**Given exercise**
Pull every "HERA" line out of the data below.

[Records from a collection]
━━━━━━━━━━━━━━━━━━━━━━━━━━━━━━
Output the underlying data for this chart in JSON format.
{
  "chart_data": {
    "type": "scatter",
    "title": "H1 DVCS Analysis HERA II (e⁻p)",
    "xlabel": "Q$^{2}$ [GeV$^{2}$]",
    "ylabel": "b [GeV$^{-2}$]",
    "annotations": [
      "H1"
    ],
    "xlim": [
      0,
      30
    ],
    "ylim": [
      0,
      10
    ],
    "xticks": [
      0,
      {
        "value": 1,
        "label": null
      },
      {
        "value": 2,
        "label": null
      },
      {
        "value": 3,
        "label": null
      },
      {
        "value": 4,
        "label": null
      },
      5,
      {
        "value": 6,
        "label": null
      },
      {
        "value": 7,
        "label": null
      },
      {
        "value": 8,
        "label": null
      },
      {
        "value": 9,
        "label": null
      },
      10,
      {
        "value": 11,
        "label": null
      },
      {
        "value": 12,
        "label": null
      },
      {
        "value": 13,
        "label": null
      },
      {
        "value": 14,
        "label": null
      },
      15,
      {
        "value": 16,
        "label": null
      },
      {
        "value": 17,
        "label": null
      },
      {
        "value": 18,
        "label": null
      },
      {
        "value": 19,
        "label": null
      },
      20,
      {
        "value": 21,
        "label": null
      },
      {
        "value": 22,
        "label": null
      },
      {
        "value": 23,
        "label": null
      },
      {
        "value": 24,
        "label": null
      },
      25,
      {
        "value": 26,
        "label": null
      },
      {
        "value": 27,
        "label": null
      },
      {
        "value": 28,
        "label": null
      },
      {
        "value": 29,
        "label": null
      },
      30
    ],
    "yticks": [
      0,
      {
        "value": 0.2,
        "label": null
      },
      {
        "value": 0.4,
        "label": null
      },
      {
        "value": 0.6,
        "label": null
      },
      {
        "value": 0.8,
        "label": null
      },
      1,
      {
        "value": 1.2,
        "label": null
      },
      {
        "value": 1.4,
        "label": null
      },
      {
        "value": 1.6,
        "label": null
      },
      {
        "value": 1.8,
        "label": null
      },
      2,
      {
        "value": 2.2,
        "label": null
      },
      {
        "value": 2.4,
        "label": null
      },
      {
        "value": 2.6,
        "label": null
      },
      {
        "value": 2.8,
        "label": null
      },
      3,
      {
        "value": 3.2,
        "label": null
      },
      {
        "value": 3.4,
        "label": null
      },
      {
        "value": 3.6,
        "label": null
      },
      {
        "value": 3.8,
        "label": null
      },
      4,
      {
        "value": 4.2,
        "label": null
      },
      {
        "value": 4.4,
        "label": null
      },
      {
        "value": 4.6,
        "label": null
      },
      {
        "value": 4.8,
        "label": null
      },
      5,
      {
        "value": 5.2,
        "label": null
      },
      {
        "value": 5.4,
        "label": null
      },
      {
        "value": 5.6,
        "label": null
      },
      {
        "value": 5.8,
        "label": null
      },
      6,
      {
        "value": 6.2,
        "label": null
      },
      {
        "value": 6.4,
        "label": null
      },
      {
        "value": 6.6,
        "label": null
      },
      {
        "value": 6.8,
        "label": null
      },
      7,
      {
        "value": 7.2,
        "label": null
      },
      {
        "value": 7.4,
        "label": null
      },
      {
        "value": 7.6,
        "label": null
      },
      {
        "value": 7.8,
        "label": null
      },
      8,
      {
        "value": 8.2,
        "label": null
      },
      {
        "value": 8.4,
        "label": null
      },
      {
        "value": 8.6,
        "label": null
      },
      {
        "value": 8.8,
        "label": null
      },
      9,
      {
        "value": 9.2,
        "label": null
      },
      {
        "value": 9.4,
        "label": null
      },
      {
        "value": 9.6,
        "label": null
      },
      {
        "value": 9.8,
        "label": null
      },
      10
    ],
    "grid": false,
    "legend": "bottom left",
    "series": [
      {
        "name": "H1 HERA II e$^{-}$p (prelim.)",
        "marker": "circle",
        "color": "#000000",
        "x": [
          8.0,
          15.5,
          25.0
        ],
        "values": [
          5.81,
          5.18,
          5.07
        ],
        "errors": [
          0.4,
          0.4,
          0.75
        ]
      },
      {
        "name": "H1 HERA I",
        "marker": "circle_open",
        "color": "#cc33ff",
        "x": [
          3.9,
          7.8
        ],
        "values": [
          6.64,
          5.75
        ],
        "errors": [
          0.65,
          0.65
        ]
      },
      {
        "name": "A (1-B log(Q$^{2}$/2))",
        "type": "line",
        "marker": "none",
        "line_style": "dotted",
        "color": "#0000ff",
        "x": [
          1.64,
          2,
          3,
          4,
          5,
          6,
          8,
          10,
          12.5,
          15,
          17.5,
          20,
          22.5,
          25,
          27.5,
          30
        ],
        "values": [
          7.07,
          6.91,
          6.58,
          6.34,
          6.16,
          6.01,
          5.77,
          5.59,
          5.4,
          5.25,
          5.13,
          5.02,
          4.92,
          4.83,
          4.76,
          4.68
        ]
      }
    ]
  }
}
━━━━━━━━━━━━━━━━━━━━━━━━━━━━━━
**Response to this task**
    "title": "H1 DVCS Analysis HERA II (e⁻p)",
        "name": "H1 HERA II e$^{-}$p (prelim.)",
        "name": "H1 HERA I",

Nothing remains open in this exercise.